-- STATED TASK --
Give back the full listing, character for character, with no pictures.

- - -

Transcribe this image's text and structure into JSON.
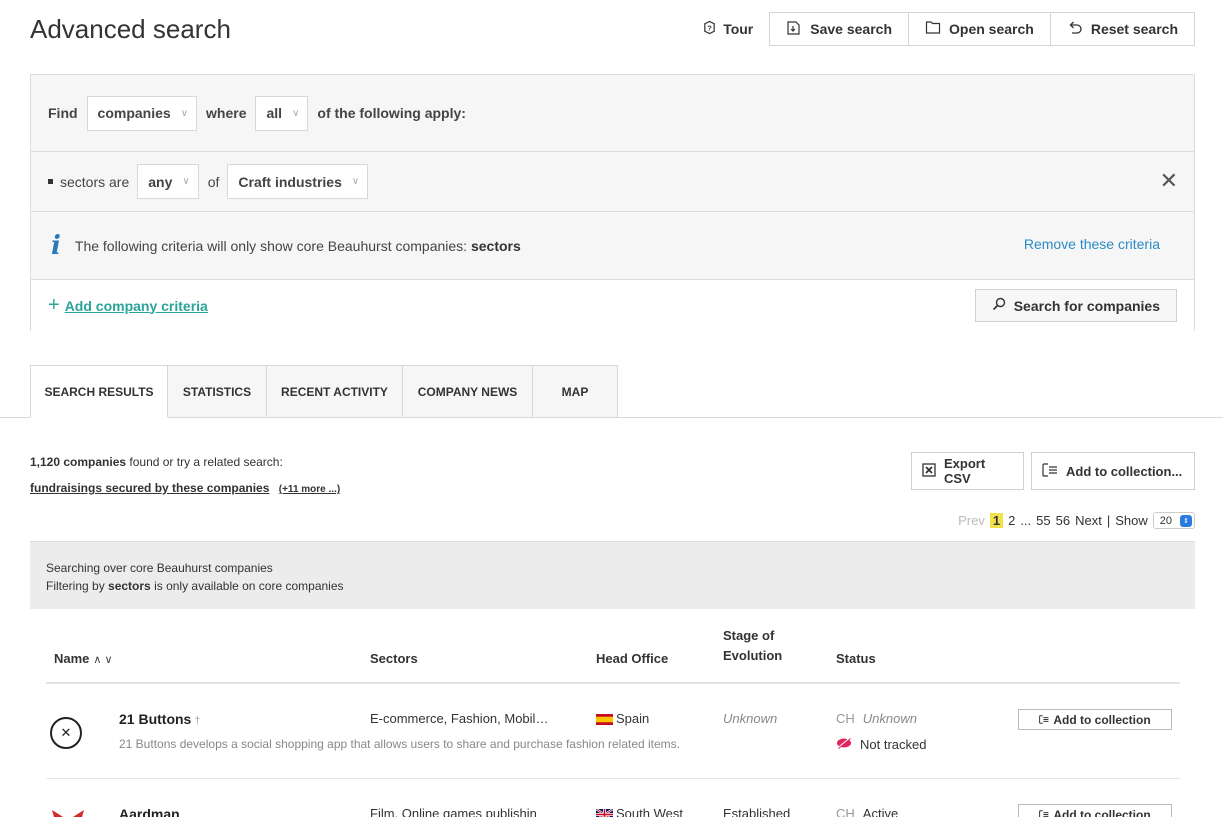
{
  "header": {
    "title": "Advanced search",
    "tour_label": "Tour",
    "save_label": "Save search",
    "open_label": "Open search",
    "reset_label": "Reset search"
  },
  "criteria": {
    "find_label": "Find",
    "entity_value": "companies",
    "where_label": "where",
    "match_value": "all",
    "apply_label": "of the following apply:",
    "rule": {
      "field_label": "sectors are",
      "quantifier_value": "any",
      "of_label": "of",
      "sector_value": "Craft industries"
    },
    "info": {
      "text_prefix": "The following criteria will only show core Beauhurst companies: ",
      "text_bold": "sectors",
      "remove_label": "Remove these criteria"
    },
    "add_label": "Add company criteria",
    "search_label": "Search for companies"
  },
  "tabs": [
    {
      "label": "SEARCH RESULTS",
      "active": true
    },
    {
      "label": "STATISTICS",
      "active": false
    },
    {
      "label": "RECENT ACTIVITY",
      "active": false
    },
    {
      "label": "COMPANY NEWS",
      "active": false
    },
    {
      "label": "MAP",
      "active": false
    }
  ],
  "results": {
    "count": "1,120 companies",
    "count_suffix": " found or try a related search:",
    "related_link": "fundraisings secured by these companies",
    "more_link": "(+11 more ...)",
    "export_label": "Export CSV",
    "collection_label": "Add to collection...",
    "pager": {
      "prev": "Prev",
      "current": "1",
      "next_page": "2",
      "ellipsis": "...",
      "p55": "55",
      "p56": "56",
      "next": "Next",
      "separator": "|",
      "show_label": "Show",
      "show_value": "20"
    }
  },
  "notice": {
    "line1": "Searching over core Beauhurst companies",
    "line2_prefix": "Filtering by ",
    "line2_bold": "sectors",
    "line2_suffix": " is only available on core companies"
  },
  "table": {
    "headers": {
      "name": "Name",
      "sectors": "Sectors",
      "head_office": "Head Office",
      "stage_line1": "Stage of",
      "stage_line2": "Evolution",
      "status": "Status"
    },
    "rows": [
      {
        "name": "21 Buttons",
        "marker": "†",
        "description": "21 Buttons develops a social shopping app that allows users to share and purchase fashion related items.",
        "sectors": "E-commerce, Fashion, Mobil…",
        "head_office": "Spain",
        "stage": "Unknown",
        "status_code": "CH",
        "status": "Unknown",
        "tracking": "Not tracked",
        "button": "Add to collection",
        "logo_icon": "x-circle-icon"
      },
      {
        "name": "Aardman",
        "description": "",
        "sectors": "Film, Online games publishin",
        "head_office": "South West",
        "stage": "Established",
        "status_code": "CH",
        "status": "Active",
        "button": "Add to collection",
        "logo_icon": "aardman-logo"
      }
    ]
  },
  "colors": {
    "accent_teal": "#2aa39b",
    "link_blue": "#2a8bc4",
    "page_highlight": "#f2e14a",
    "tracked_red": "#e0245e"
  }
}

- - -

-- WRITTEN RESPONSE --
Transcribe this image's text and structure into JSON.
{
  "header": {
    "title": "Advanced search",
    "tour_label": "Tour",
    "save_label": "Save search",
    "open_label": "Open search",
    "reset_label": "Reset search"
  },
  "criteria": {
    "find_label": "Find",
    "entity_value": "companies",
    "where_label": "where",
    "match_value": "all",
    "apply_label": "of the following apply:",
    "rule": {
      "field_label": "sectors are",
      "quantifier_value": "any",
      "of_label": "of",
      "sector_value": "Craft industries"
    },
    "info": {
      "text_prefix": "The following criteria will only show core Beauhurst companies: ",
      "text_bold": "sectors",
      "remove_label": "Remove these criteria"
    },
    "add_label": "Add company criteria",
    "search_label": "Search for companies"
  },
  "tabs": [
    {
      "label": "SEARCH RESULTS",
      "active": true
    },
    {
      "label": "STATISTICS",
      "active": false
    },
    {
      "label": "RECENT ACTIVITY",
      "active": false
    },
    {
      "label": "COMPANY NEWS",
      "active": false
    },
    {
      "label": "MAP",
      "active": false
    }
  ],
  "results": {
    "count": "1,120 companies",
    "count_suffix": " found or try a related search:",
    "related_link": "fundraisings secured by these companies",
    "more_link": "(+11 more ...)",
    "export_label": "Export CSV",
    "collection_label": "Add to collection...",
    "pager": {
      "prev": "Prev",
      "current": "1",
      "next_page": "2",
      "ellipsis": "...",
      "p55": "55",
      "p56": "56",
      "next": "Next",
      "separator": "|",
      "show_label": "Show",
      "show_value": "20"
    }
  },
  "notice": {
    "line1": "Searching over core Beauhurst companies",
    "line2_prefix": "Filtering by ",
    "line2_bold": "sectors",
    "line2_suffix": " is only available on core companies"
  },
  "table": {
    "headers": {
      "name": "Name",
      "sectors": "Sectors",
      "head_office": "Head Office",
      "stage_line1": "Stage of",
      "stage_line2": "Evolution",
      "status": "Status"
    },
    "rows": [
      {
        "name": "21 Buttons",
        "marker": "†",
        "description": "21 Buttons develops a social shopping app that allows users to share and purchase fashion related items.",
        "sectors": "E-commerce, Fashion, Mobil…",
        "head_office": "Spain",
        "stage": "Unknown",
        "status_code": "CH",
        "status": "Unknown",
        "tracking": "Not tracked",
        "button": "Add to collection",
        "logo_icon": "x-circle-icon"
      },
      {
        "name": "Aardman",
        "description": "",
        "sectors": "Film, Online games publishin",
        "head_office": "South West",
        "stage": "Established",
        "status_code": "CH",
        "status": "Active",
        "button": "Add to collection",
        "logo_icon": "aardman-logo"
      }
    ]
  },
  "colors": {
    "accent_teal": "#2aa39b",
    "link_blue": "#2a8bc4",
    "page_highlight": "#f2e14a",
    "tracked_red": "#e0245e"
  }
}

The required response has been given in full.